• **Exercise**:
Omit any picture, and return the remaining data exactly as written.

[Dataset items]
-------

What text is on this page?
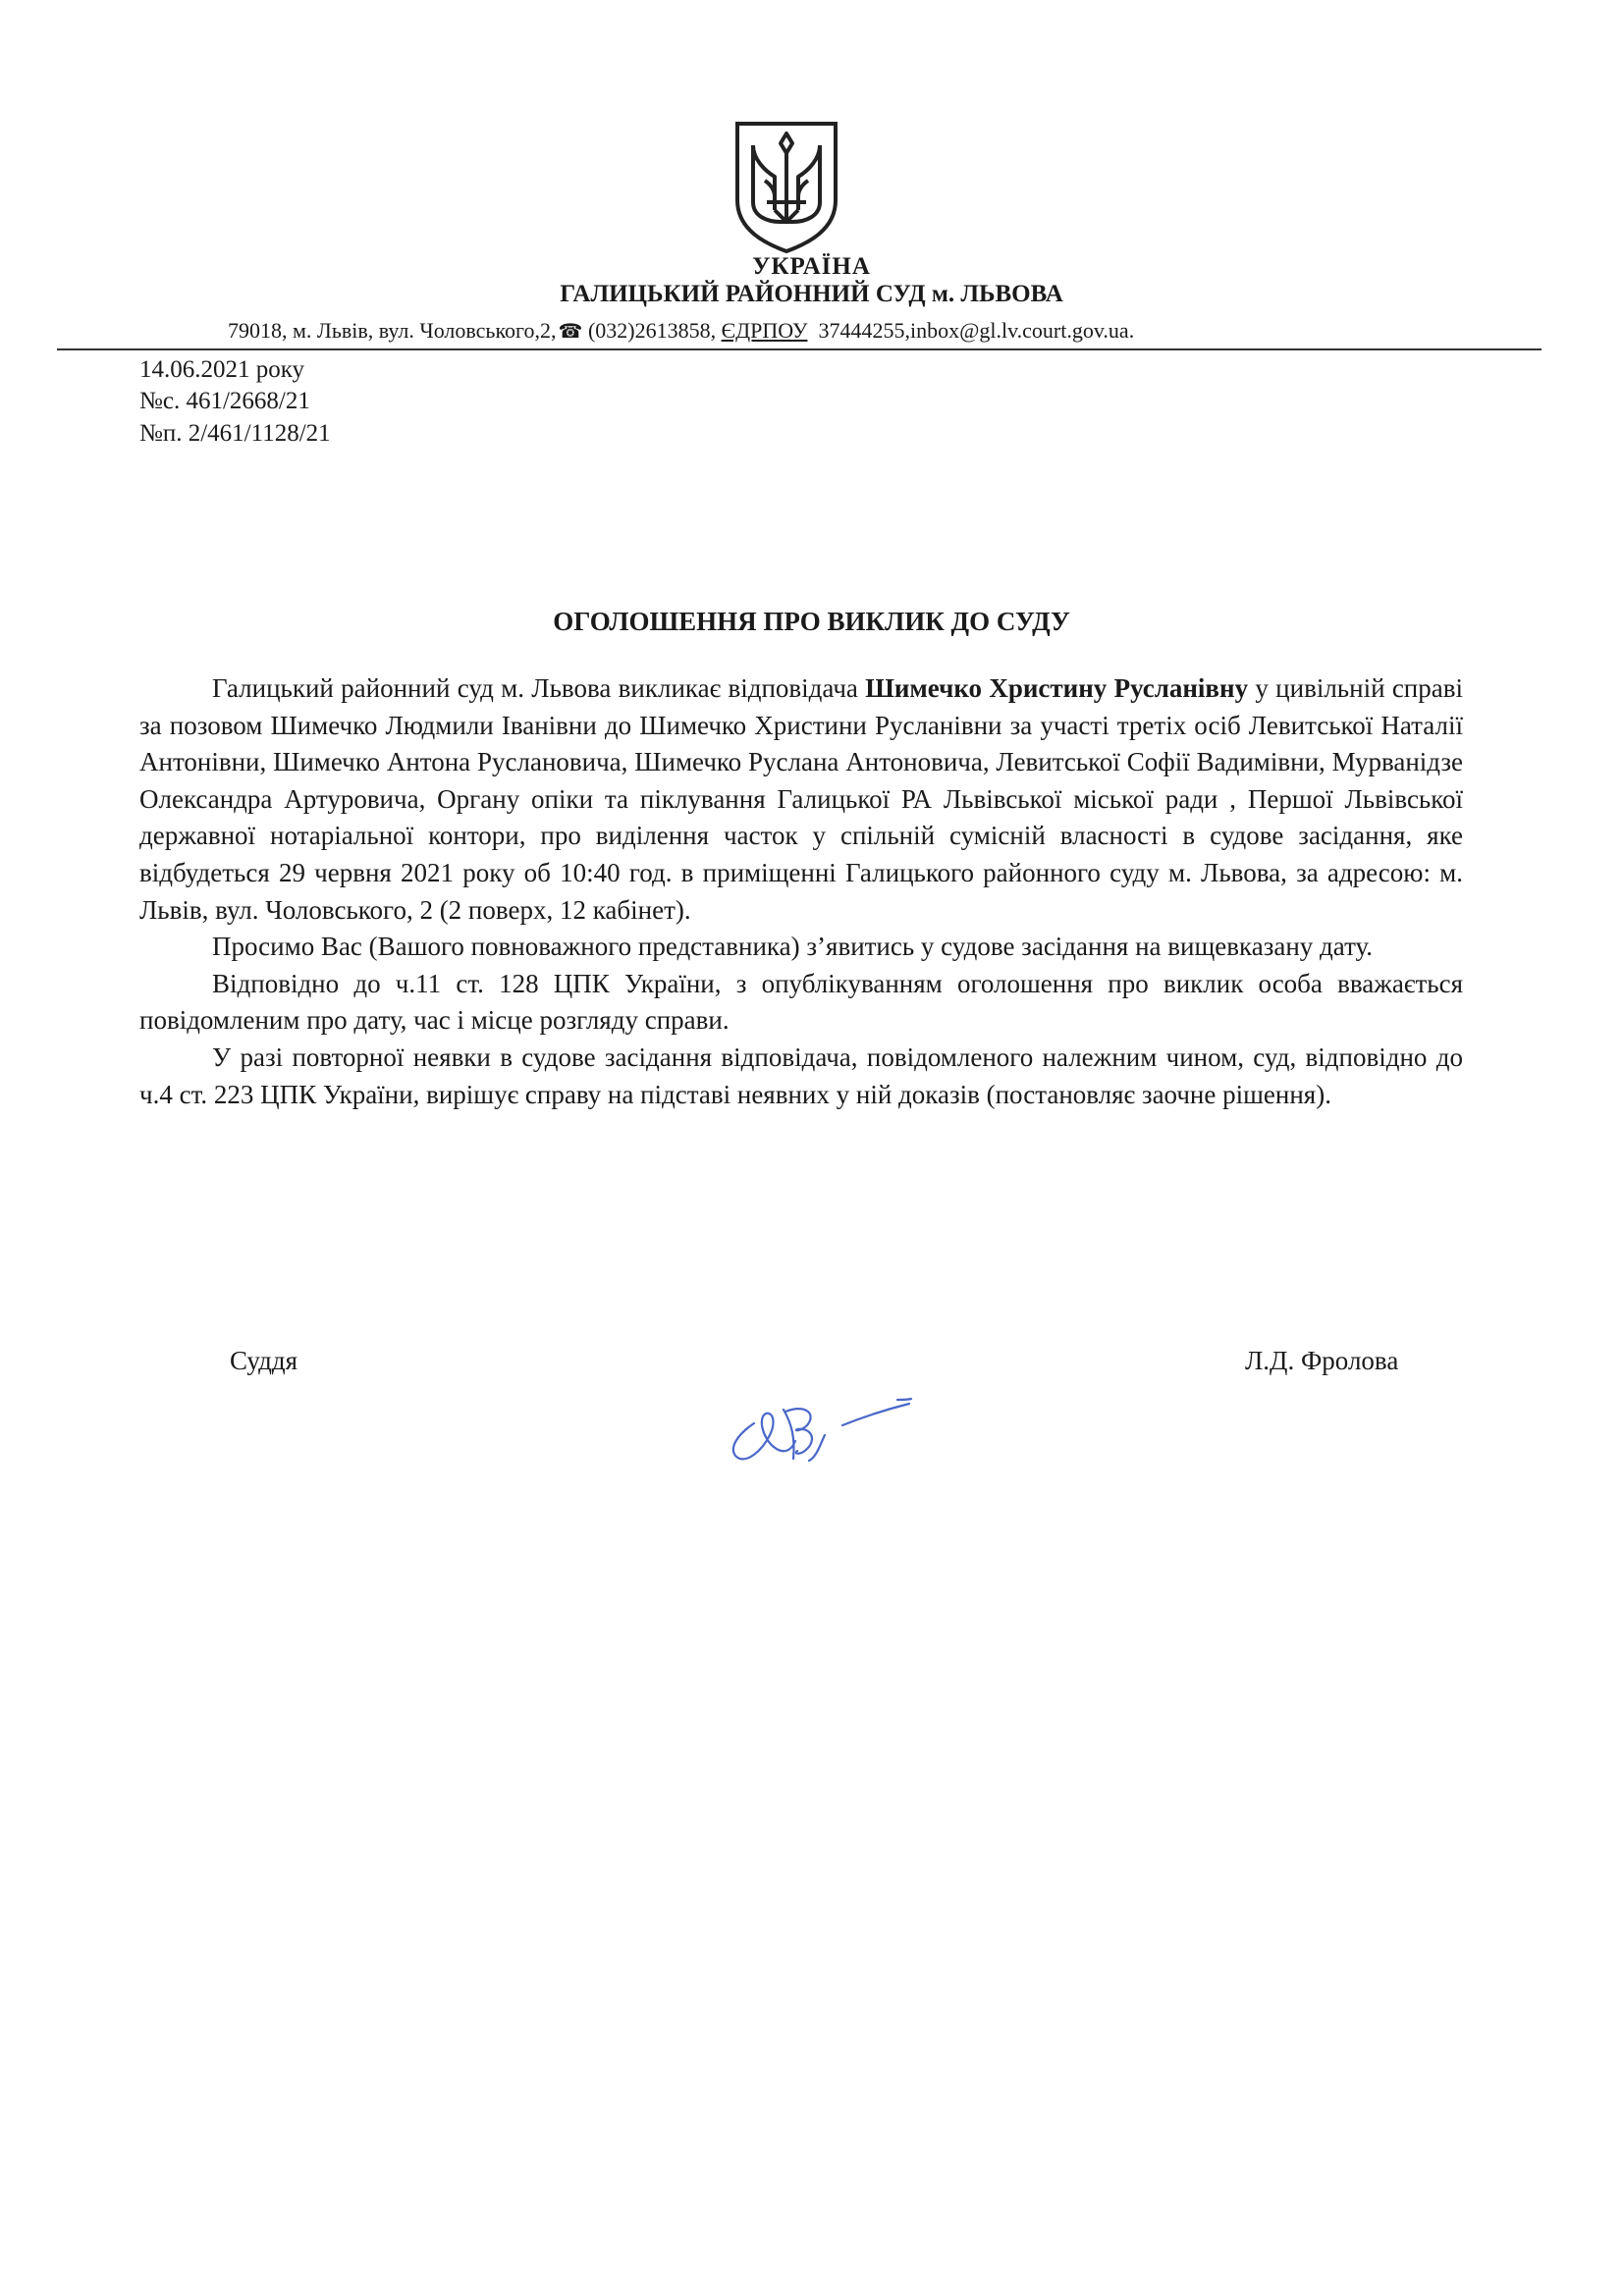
УКРАЇНА
ГАЛИЦЬКИЙ РАЙОННИЙ СУД м. ЛЬВОВА
79018, м. Львів, вул. Чоловського,2, ☎ (032)2613858, ЄДРПОУ 37444255,inbox@gl.lv.court.gov.ua.
14.06.2021 року
№с. 461/2668/21
№п. 2/461/1128/21
ОГОЛОШЕННЯ ПРО ВИКЛИК ДО СУДУ

Галицький районний суд м. Львова викликає відповідача Шимечко Христину Русланівну у цивільній справі за позовом Шимечко Людмили Іванівни до Шимечко Христини Русланівни за участі третіх осіб Левитської Наталії Антонівни, Шимечко Антона Руслановича, Шимечко Руслана Антоновича, Левитської Софії Вадимівни, Мурванідзе Олександра Артуровича, Органу опіки та піклування Галицької РА Львівської міської ради , Першої Львівської державної нотаріальної контори, про виділення часток у спільній сумісній власності в судове засідання, яке відбудеться 29 червня 2021 року об 10:40 год. в приміщенні Галицького районного суду м. Львова, за адресою: м. Львів, вул. Чоловського, 2 (2 поверх, 12 кабінет).

Просимо Вас (Вашого повноважного представника) з’явитись у судове засідання на вищевказану дату.

Відповідно до ч.11 ст. 128 ЦПК України, з опублікуванням оголошення про виклик особа вважається повідомленим про дату, час і місце розгляду справи.

У разі повторної неявки в судове засідання відповідача, повідомленого належним чином, суд, відповідно до ч.4 ст. 223 ЦПК України, вирішує справу на підставі неявних у ній доказів (постановляє заочне рішення).

Суддя	Л.Д. Фролова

-------

• **Full response**:
What text is on this page?
УКРАЇНА
ГАЛИЦЬКИЙ РАЙОННИЙ СУД м. ЛЬВОВА
79018, м. Львів, вул. Чоловського,2, ☎ (032)2613858, ЄДРПОУ 37444255,inbox@gl.lv.court.gov.ua.
14.06.2021 року
№с. 461/2668/21
№п. 2/461/1128/21
ОГОЛОШЕННЯ ПРО ВИКЛИК ДО СУДУ

Галицький районний суд м. Львова викликає відповідача Шимечко Христину Русланівну у цивільній справі за позовом Шимечко Людмили Іванівни до Шимечко Христини Русланівни за участі третіх осіб Левитської Наталії Антонівни, Шимечко Антона Руслановича, Шимечко Руслана Антоновича, Левитської Софії Вадимівни, Мурванідзе Олександра Артуровича, Органу опіки та піклування Галицької РА Львівської міської ради , Першої Львівської державної нотаріальної контори, про виділення часток у спільній сумісній власності в судове засідання, яке відбудеться 29 червня 2021 року об 10:40 год. в приміщенні Галицького районного суду м. Львова, за адресою: м. Львів, вул. Чоловського, 2 (2 поверх, 12 кабінет).

Просимо Вас (Вашого повноважного представника) з’явитись у судове засідання на вищевказану дату.

Відповідно до ч.11 ст. 128 ЦПК України, з опублікуванням оголошення про виклик особа вважається повідомленим про дату, час і місце розгляду справи.

У разі повторної неявки в судове засідання відповідача, повідомленого належним чином, суд, відповідно до ч.4 ст. 223 ЦПК України, вирішує справу на підставі неявних у ній доказів (постановляє заочне рішення).

Суддя	Л.Д. Фролова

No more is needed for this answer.